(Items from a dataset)
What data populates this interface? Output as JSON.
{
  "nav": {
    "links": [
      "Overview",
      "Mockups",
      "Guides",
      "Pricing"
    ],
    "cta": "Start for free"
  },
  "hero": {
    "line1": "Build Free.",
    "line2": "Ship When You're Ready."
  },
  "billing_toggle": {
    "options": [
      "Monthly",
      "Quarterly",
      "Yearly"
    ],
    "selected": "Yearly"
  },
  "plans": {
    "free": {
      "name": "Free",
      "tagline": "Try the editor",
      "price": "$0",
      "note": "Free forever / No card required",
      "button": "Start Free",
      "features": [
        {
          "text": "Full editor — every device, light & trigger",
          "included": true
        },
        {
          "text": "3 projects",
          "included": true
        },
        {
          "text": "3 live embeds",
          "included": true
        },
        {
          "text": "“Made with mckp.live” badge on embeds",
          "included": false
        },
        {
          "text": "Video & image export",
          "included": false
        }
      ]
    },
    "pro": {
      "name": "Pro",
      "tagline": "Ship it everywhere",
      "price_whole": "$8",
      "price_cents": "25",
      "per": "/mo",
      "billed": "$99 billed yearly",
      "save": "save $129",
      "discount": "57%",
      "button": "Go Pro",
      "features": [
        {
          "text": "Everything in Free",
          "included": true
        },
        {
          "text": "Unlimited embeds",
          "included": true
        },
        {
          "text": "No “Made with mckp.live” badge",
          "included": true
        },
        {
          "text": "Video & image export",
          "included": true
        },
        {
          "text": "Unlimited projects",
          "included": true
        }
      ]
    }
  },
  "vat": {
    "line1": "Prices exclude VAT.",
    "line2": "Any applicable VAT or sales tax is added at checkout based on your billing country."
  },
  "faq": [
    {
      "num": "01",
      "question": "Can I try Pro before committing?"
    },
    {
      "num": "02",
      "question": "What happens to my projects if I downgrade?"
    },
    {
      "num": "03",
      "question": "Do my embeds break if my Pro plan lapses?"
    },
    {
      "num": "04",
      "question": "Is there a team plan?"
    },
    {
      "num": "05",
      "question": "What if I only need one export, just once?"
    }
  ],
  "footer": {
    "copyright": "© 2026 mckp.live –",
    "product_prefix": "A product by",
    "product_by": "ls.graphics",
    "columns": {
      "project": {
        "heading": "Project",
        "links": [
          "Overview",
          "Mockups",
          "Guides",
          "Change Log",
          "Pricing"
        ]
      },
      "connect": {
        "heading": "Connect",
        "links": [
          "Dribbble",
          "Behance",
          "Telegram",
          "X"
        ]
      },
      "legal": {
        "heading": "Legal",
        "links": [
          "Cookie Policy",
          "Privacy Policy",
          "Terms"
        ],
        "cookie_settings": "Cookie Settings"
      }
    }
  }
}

What you will do: Write out the full set of records exactly as given.

Exercise response:
What data populates this interface? Output as JSON.
{
  "nav": {
    "links": [
      "Overview",
      "Mockups",
      "Guides",
      "Pricing"
    ],
    "cta": "Start for free"
  },
  "hero": {
    "line1": "Build Free.",
    "line2": "Ship When You're Ready."
  },
  "billing_toggle": {
    "options": [
      "Monthly",
      "Quarterly",
      "Yearly"
    ],
    "selected": "Yearly"
  },
  "plans": {
    "free": {
      "name": "Free",
      "tagline": "Try the editor",
      "price": "$0",
      "note": "Free forever / No card required",
      "button": "Start Free",
      "features": [
        {
          "text": "Full editor — every device, light & trigger",
          "included": true
        },
        {
          "text": "3 projects",
          "included": true
        },
        {
          "text": "3 live embeds",
          "included": true
        },
        {
          "text": "“Made with mckp.live” badge on embeds",
          "included": false
        },
        {
          "text": "Video & image export",
          "included": false
        }
      ]
    },
    "pro": {
      "name": "Pro",
      "tagline": "Ship it everywhere",
      "price_whole": "$8",
      "price_cents": "25",
      "per": "/mo",
      "billed": "$99 billed yearly",
      "save": "save $129",
      "discount": "57%",
      "button": "Go Pro",
      "features": [
        {
          "text": "Everything in Free",
          "included": true
        },
        {
          "text": "Unlimited embeds",
          "included": true
        },
        {
          "text": "No “Made with mckp.live” badge",
          "included": true
        },
        {
          "text": "Video & image export",
          "included": true
        },
        {
          "text": "Unlimited projects",
          "included": true
        }
      ]
    }
  },
  "vat": {
    "line1": "Prices exclude VAT.",
    "line2": "Any applicable VAT or sales tax is added at checkout based on your billing country."
  },
  "faq": [
    {
      "num": "01",
      "question": "Can I try Pro before committing?"
    },
    {
      "num": "02",
      "question": "What happens to my projects if I downgrade?"
    },
    {
      "num": "03",
      "question": "Do my embeds break if my Pro plan lapses?"
    },
    {
      "num": "04",
      "question": "Is there a team plan?"
    },
    {
      "num": "05",
      "question": "What if I only need one export, just once?"
    }
  ],
  "footer": {
    "copyright": "© 2026 mckp.live –",
    "product_prefix": "A product by",
    "product_by": "ls.graphics",
    "columns": {
      "project": {
        "heading": "Project",
        "links": [
          "Overview",
          "Mockups",
          "Guides",
          "Change Log",
          "Pricing"
        ]
      },
      "connect": {
        "heading": "Connect",
        "links": [
          "Dribbble",
          "Behance",
          "Telegram",
          "X"
        ]
      },
      "legal": {
        "heading": "Legal",
        "links": [
          "Cookie Policy",
          "Privacy Policy",
          "Terms"
        ],
        "cookie_settings": "Cookie Settings"
      }
    }
  }
}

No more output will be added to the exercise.